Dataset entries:
##########

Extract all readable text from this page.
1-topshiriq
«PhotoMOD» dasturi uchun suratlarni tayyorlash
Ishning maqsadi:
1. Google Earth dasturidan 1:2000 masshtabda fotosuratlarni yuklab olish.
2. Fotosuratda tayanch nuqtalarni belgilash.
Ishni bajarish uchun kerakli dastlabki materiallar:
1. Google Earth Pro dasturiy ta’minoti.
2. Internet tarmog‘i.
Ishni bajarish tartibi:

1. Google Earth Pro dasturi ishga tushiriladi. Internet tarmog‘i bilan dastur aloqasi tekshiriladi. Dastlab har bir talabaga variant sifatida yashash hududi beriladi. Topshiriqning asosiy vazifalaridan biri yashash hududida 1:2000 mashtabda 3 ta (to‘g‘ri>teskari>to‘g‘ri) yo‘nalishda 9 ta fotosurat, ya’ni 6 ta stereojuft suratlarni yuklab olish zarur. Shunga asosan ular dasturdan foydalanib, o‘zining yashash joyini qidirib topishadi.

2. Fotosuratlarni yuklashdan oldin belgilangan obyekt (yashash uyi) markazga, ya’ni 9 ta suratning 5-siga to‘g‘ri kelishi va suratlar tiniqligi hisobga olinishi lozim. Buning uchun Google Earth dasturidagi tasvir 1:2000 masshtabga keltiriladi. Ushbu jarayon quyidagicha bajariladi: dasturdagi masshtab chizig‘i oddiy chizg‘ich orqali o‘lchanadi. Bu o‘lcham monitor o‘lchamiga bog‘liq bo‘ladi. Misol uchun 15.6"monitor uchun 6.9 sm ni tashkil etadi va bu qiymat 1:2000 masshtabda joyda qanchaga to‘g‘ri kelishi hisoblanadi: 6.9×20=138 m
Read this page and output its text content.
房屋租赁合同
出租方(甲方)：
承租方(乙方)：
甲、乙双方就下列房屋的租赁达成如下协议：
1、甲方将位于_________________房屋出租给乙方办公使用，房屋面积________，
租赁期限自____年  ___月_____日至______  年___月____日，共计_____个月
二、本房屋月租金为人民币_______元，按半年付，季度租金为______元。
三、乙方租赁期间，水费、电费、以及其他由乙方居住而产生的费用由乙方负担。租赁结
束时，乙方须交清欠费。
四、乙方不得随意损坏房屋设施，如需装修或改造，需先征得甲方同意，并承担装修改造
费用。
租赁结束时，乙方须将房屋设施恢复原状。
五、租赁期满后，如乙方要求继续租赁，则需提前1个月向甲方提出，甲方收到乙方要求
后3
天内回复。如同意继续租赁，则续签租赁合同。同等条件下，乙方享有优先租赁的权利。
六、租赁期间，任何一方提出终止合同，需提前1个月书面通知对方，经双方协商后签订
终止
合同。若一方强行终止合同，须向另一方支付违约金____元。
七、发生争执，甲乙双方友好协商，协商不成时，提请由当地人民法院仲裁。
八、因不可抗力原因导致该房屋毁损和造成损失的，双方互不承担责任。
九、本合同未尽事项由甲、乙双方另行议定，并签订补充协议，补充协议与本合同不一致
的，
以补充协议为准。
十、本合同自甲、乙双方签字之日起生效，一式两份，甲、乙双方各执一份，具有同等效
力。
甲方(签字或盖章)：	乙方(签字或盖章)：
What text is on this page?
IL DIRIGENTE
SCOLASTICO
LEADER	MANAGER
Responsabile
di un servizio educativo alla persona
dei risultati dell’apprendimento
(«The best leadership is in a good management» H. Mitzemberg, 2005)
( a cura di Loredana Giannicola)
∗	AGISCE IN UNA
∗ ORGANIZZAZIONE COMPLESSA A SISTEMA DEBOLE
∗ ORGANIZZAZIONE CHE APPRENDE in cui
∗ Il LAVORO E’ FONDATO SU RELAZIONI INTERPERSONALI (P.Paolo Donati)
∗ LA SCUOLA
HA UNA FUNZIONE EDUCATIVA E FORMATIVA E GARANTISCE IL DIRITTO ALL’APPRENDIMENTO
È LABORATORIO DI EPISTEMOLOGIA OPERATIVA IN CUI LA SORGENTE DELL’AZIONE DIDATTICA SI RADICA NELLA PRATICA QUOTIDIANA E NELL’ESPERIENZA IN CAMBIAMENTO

##########

Directions for this task – Gather all the lines that include the word "text" and copy them out.

Result of this task –
Extract all readable text from this page.
Read this page and output its text content.
What text is on this page?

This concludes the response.